__Aim__: Will you extract the entries word for word? Images should not appear in the copy.

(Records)
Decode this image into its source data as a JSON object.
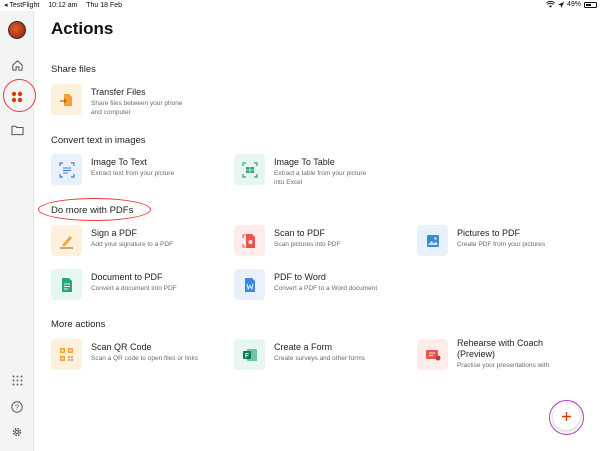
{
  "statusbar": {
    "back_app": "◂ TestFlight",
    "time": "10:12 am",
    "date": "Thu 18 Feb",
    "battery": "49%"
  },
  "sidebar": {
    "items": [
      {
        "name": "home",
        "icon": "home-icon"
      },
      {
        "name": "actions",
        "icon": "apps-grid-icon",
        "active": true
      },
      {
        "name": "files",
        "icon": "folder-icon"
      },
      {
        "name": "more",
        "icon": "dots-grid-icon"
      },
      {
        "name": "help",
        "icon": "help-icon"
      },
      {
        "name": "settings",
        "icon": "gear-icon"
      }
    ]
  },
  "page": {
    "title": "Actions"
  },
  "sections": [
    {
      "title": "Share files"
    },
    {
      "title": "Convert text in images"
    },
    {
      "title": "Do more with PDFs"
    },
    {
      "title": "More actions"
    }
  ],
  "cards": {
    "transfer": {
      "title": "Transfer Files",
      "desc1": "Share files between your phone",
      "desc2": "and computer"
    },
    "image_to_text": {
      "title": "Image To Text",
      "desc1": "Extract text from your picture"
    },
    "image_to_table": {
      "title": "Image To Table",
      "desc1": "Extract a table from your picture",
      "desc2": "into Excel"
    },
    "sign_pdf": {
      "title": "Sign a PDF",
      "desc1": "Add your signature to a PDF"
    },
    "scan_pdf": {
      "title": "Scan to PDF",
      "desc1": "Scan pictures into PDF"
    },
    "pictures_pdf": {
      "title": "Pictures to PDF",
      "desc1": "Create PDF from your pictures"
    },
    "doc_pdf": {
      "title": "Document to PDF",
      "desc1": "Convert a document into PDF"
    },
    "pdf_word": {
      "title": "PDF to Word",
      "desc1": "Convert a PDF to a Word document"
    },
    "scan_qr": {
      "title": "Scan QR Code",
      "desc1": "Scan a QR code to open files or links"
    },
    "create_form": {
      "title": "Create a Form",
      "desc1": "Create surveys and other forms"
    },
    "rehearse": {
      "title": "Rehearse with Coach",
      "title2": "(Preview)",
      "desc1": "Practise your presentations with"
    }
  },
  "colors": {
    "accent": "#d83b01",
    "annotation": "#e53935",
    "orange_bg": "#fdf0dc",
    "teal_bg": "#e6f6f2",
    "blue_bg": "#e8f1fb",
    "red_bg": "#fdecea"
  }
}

__Complete output__:
Decode this image into its source data as a JSON object.
{
  "statusbar": {
    "back_app": "◂ TestFlight",
    "time": "10:12 am",
    "date": "Thu 18 Feb",
    "battery": "49%"
  },
  "sidebar": {
    "items": [
      {
        "name": "home",
        "icon": "home-icon"
      },
      {
        "name": "actions",
        "icon": "apps-grid-icon",
        "active": true
      },
      {
        "name": "files",
        "icon": "folder-icon"
      },
      {
        "name": "more",
        "icon": "dots-grid-icon"
      },
      {
        "name": "help",
        "icon": "help-icon"
      },
      {
        "name": "settings",
        "icon": "gear-icon"
      }
    ]
  },
  "page": {
    "title": "Actions"
  },
  "sections": [
    {
      "title": "Share files"
    },
    {
      "title": "Convert text in images"
    },
    {
      "title": "Do more with PDFs"
    },
    {
      "title": "More actions"
    }
  ],
  "cards": {
    "transfer": {
      "title": "Transfer Files",
      "desc1": "Share files between your phone",
      "desc2": "and computer"
    },
    "image_to_text": {
      "title": "Image To Text",
      "desc1": "Extract text from your picture"
    },
    "image_to_table": {
      "title": "Image To Table",
      "desc1": "Extract a table from your picture",
      "desc2": "into Excel"
    },
    "sign_pdf": {
      "title": "Sign a PDF",
      "desc1": "Add your signature to a PDF"
    },
    "scan_pdf": {
      "title": "Scan to PDF",
      "desc1": "Scan pictures into PDF"
    },
    "pictures_pdf": {
      "title": "Pictures to PDF",
      "desc1": "Create PDF from your pictures"
    },
    "doc_pdf": {
      "title": "Document to PDF",
      "desc1": "Convert a document into PDF"
    },
    "pdf_word": {
      "title": "PDF to Word",
      "desc1": "Convert a PDF to a Word document"
    },
    "scan_qr": {
      "title": "Scan QR Code",
      "desc1": "Scan a QR code to open files or links"
    },
    "create_form": {
      "title": "Create a Form",
      "desc1": "Create surveys and other forms"
    },
    "rehearse": {
      "title": "Rehearse with Coach",
      "title2": "(Preview)",
      "desc1": "Practise your presentations with"
    }
  },
  "colors": {
    "accent": "#d83b01",
    "annotation": "#e53935",
    "orange_bg": "#fdf0dc",
    "teal_bg": "#e6f6f2",
    "blue_bg": "#e8f1fb",
    "red_bg": "#fdecea"
  }
}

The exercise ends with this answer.